What is asked — Give a verbatim quotation of every record.

-------- Entries shown --------

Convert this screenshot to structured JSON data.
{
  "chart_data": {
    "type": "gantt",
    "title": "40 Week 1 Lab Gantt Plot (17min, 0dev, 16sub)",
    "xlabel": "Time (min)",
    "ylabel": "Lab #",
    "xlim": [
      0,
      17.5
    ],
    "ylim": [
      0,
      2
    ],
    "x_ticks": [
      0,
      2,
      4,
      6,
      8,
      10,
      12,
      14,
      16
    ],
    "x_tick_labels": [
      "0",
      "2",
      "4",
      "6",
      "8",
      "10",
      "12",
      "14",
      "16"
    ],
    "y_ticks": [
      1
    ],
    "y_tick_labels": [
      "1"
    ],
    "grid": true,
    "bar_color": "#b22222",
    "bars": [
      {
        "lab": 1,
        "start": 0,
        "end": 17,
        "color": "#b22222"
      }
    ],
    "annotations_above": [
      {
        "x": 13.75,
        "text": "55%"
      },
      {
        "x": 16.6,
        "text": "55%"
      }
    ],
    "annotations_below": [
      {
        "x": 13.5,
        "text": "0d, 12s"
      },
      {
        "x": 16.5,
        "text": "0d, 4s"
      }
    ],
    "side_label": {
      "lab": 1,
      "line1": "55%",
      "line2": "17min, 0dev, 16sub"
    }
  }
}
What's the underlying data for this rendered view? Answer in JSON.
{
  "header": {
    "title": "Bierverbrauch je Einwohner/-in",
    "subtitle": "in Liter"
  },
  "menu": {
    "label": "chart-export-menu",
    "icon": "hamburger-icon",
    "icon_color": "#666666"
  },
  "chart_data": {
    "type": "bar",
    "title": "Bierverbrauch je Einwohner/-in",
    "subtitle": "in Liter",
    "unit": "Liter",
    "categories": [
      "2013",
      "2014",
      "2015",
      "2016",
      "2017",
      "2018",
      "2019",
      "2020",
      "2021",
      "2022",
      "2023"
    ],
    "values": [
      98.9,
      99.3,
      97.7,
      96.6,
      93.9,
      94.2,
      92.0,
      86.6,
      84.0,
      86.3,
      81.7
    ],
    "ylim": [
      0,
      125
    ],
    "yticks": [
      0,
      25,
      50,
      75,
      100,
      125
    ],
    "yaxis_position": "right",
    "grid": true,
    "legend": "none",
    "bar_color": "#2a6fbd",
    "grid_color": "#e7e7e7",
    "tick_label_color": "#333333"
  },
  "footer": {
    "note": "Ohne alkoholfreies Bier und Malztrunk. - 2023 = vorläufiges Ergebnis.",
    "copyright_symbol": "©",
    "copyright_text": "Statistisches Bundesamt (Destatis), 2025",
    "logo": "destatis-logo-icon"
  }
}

--------

Reply to the exercise —
Convert this screenshot to structured JSON data.
{
  "chart_data": {
    "type": "gantt",
    "title": "40 Week 1 Lab Gantt Plot (17min, 0dev, 16sub)",
    "xlabel": "Time (min)",
    "ylabel": "Lab #",
    "xlim": [
      0,
      17.5
    ],
    "ylim": [
      0,
      2
    ],
    "x_ticks": [
      0,
      2,
      4,
      6,
      8,
      10,
      12,
      14,
      16
    ],
    "x_tick_labels": [
      "0",
      "2",
      "4",
      "6",
      "8",
      "10",
      "12",
      "14",
      "16"
    ],
    "y_ticks": [
      1
    ],
    "y_tick_labels": [
      "1"
    ],
    "grid": true,
    "bar_color": "#b22222",
    "bars": [
      {
        "lab": 1,
        "start": 0,
        "end": 17,
        "color": "#b22222"
      }
    ],
    "annotations_above": [
      {
        "x": 13.75,
        "text": "55%"
      },
      {
        "x": 16.6,
        "text": "55%"
      }
    ],
    "annotations_below": [
      {
        "x": 13.5,
        "text": "0d, 12s"
      },
      {
        "x": 16.5,
        "text": "0d, 4s"
      }
    ],
    "side_label": {
      "lab": 1,
      "line1": "55%",
      "line2": "17min, 0dev, 16sub"
    }
  }
}
What's the underlying data for this rendered view? Answer in JSON.
{
  "header": {
    "title": "Bierverbrauch je Einwohner/-in",
    "subtitle": "in Liter"
  },
  "menu": {
    "label": "chart-export-menu",
    "icon": "hamburger-icon",
    "icon_color": "#666666"
  },
  "chart_data": {
    "type": "bar",
    "title": "Bierverbrauch je Einwohner/-in",
    "subtitle": "in Liter",
    "unit": "Liter",
    "categories": [
      "2013",
      "2014",
      "2015",
      "2016",
      "2017",
      "2018",
      "2019",
      "2020",
      "2021",
      "2022",
      "2023"
    ],
    "values": [
      98.9,
      99.3,
      97.7,
      96.6,
      93.9,
      94.2,
      92.0,
      86.6,
      84.0,
      86.3,
      81.7
    ],
    "ylim": [
      0,
      125
    ],
    "yticks": [
      0,
      25,
      50,
      75,
      100,
      125
    ],
    "yaxis_position": "right",
    "grid": true,
    "legend": "none",
    "bar_color": "#2a6fbd",
    "grid_color": "#e7e7e7",
    "tick_label_color": "#333333"
  },
  "footer": {
    "note": "Ohne alkoholfreies Bier und Malztrunk. - 2023 = vorläufiges Ergebnis.",
    "copyright_symbol": "©",
    "copyright_text": "Statistisches Bundesamt (Destatis), 2025",
    "logo": "destatis-logo-icon"
  }
}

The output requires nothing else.